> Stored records
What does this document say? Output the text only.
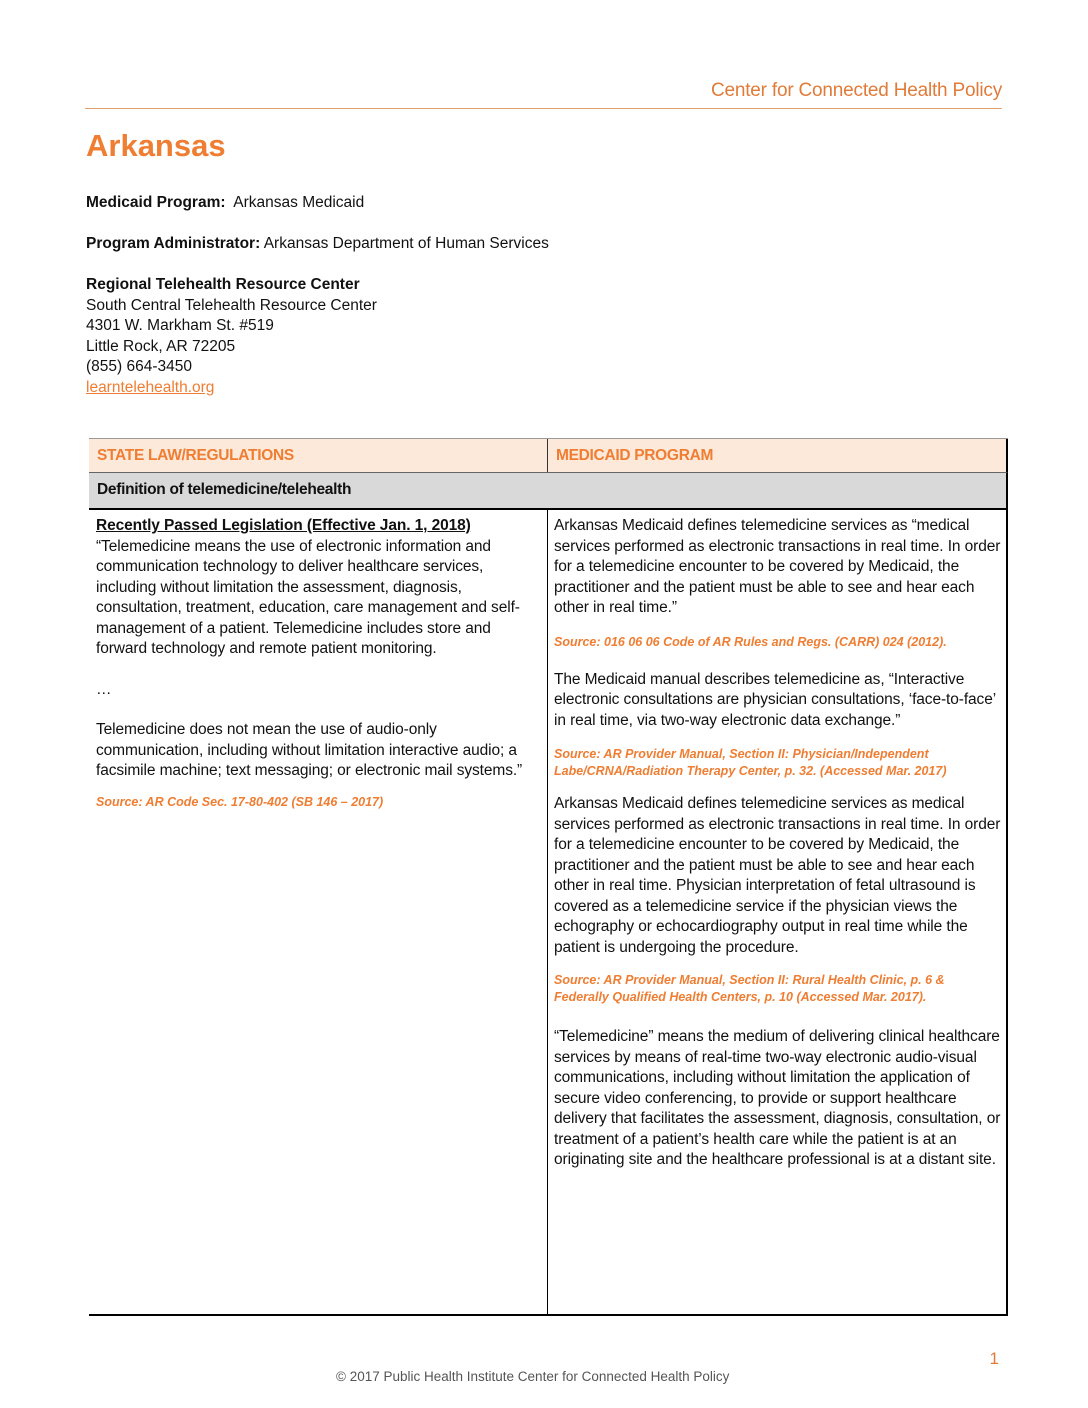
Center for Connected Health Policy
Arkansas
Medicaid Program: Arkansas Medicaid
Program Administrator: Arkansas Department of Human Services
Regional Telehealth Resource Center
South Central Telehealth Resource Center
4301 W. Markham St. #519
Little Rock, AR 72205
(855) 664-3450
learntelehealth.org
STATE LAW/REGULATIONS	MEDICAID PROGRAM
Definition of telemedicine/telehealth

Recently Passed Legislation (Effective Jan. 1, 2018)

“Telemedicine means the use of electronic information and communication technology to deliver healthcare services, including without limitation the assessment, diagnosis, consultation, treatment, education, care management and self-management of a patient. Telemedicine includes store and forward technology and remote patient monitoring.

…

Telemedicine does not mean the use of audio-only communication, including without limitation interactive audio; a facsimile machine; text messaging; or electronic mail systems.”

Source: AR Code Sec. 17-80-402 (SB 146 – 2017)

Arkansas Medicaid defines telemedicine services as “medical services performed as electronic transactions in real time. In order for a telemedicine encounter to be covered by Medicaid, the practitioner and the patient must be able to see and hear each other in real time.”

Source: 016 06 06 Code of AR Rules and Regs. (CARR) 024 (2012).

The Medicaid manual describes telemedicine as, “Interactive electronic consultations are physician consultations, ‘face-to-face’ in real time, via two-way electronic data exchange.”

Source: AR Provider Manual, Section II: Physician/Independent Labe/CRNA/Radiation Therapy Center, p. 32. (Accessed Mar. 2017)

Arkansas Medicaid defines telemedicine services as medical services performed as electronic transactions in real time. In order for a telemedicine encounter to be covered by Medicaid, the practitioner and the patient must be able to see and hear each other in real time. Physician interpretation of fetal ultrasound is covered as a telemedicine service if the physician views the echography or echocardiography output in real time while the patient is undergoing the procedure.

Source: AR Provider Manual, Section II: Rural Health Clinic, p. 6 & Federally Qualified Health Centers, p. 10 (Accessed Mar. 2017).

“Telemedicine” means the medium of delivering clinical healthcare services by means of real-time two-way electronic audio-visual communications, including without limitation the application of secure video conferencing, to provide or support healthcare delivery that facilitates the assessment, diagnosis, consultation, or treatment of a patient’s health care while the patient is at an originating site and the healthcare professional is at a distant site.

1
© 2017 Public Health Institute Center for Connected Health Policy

> Given problem
Leaving out the pictures, repeat the data above exactly.

> Result for this exercise
What does this document say? Output the text only.
Center for Connected Health Policy
Arkansas
Medicaid Program: Arkansas Medicaid
Program Administrator: Arkansas Department of Human Services
Regional Telehealth Resource Center
South Central Telehealth Resource Center
4301 W. Markham St. #519
Little Rock, AR 72205
(855) 664-3450
learntelehealth.org
STATE LAW/REGULATIONS	MEDICAID PROGRAM
Definition of telemedicine/telehealth

Recently Passed Legislation (Effective Jan. 1, 2018)

“Telemedicine means the use of electronic information and communication technology to deliver healthcare services, including without limitation the assessment, diagnosis, consultation, treatment, education, care management and self-management of a patient. Telemedicine includes store and forward technology and remote patient monitoring.

…

Telemedicine does not mean the use of audio-only communication, including without limitation interactive audio; a facsimile machine; text messaging; or electronic mail systems.”

Source: AR Code Sec. 17-80-402 (SB 146 – 2017)

Arkansas Medicaid defines telemedicine services as “medical services performed as electronic transactions in real time. In order for a telemedicine encounter to be covered by Medicaid, the practitioner and the patient must be able to see and hear each other in real time.”

Source: 016 06 06 Code of AR Rules and Regs. (CARR) 024 (2012).

The Medicaid manual describes telemedicine as, “Interactive electronic consultations are physician consultations, ‘face-to-face’ in real time, via two-way electronic data exchange.”

Source: AR Provider Manual, Section II: Physician/Independent Labe/CRNA/Radiation Therapy Center, p. 32. (Accessed Mar. 2017)

Arkansas Medicaid defines telemedicine services as medical services performed as electronic transactions in real time. In order for a telemedicine encounter to be covered by Medicaid, the practitioner and the patient must be able to see and hear each other in real time. Physician interpretation of fetal ultrasound is covered as a telemedicine service if the physician views the echography or echocardiography output in real time while the patient is undergoing the procedure.

Source: AR Provider Manual, Section II: Rural Health Clinic, p. 6 & Federally Qualified Health Centers, p. 10 (Accessed Mar. 2017).

“Telemedicine” means the medium of delivering clinical healthcare services by means of real-time two-way electronic audio-visual communications, including without limitation the application of secure video conferencing, to provide or support healthcare delivery that facilitates the assessment, diagnosis, consultation, or treatment of a patient’s health care while the patient is at an originating site and the healthcare professional is at a distant site.

1
© 2017 Public Health Institute Center for Connected Health Policy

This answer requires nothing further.